(Stored dataset items)
════════════════════
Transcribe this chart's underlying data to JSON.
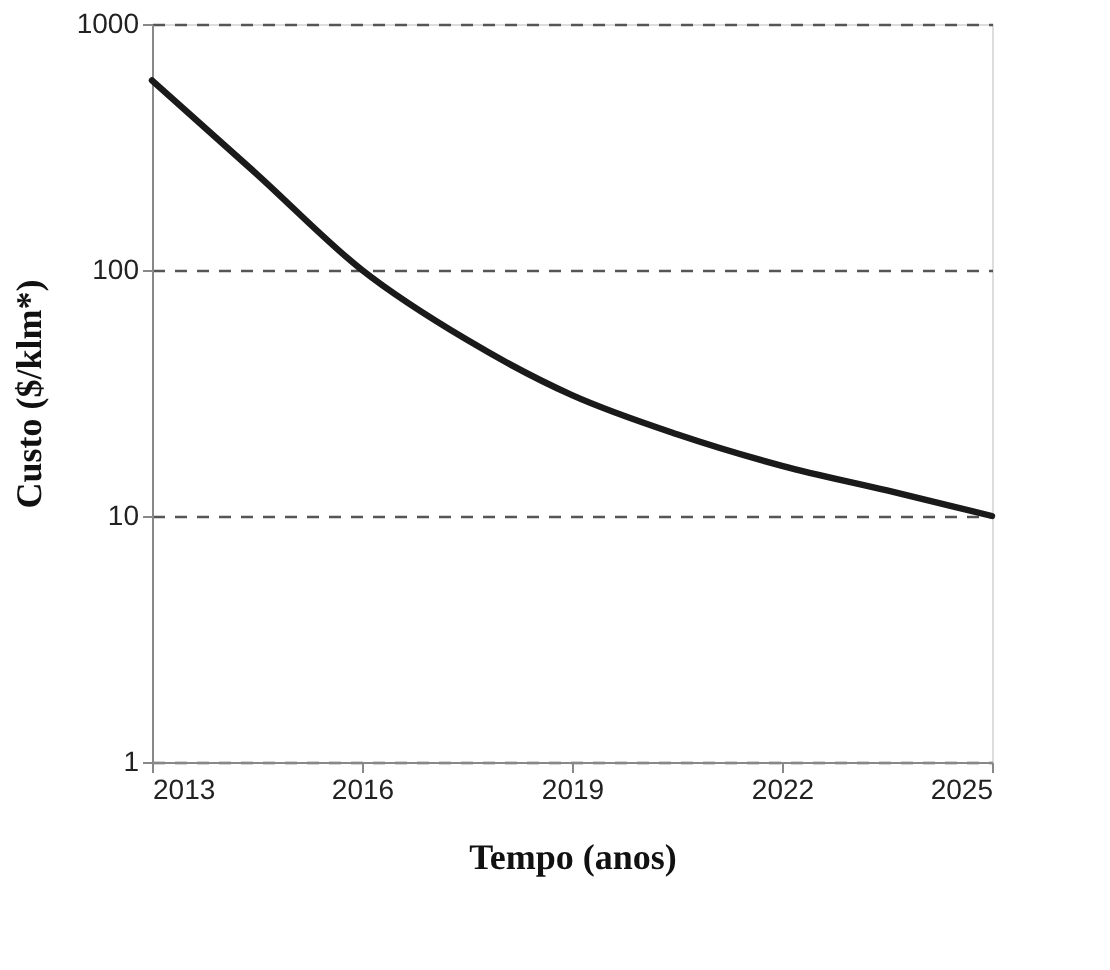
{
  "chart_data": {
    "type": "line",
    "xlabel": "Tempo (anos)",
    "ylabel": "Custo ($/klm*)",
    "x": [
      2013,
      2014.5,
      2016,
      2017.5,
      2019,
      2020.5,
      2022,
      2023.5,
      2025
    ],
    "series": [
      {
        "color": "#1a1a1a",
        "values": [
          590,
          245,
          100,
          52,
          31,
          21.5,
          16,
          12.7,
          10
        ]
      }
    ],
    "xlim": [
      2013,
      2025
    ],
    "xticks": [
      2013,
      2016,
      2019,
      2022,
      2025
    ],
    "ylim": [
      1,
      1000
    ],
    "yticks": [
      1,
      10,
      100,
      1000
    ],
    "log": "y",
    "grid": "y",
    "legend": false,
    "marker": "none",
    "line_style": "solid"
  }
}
════════════════════
In your copy of the listing above, reproduce each line exactly and omit all pictures.

→ **The result**:
Transcribe this chart's underlying data to JSON.
{
  "chart_data": {
    "type": "line",
    "xlabel": "Tempo (anos)",
    "ylabel": "Custo ($/klm*)",
    "x": [
      2013,
      2014.5,
      2016,
      2017.5,
      2019,
      2020.5,
      2022,
      2023.5,
      2025
    ],
    "series": [
      {
        "color": "#1a1a1a",
        "values": [
          590,
          245,
          100,
          52,
          31,
          21.5,
          16,
          12.7,
          10
        ]
      }
    ],
    "xlim": [
      2013,
      2025
    ],
    "xticks": [
      2013,
      2016,
      2019,
      2022,
      2025
    ],
    "ylim": [
      1,
      1000
    ],
    "yticks": [
      1,
      10,
      100,
      1000
    ],
    "log": "y",
    "grid": "y",
    "legend": false,
    "marker": "none",
    "line_style": "solid"
  }
}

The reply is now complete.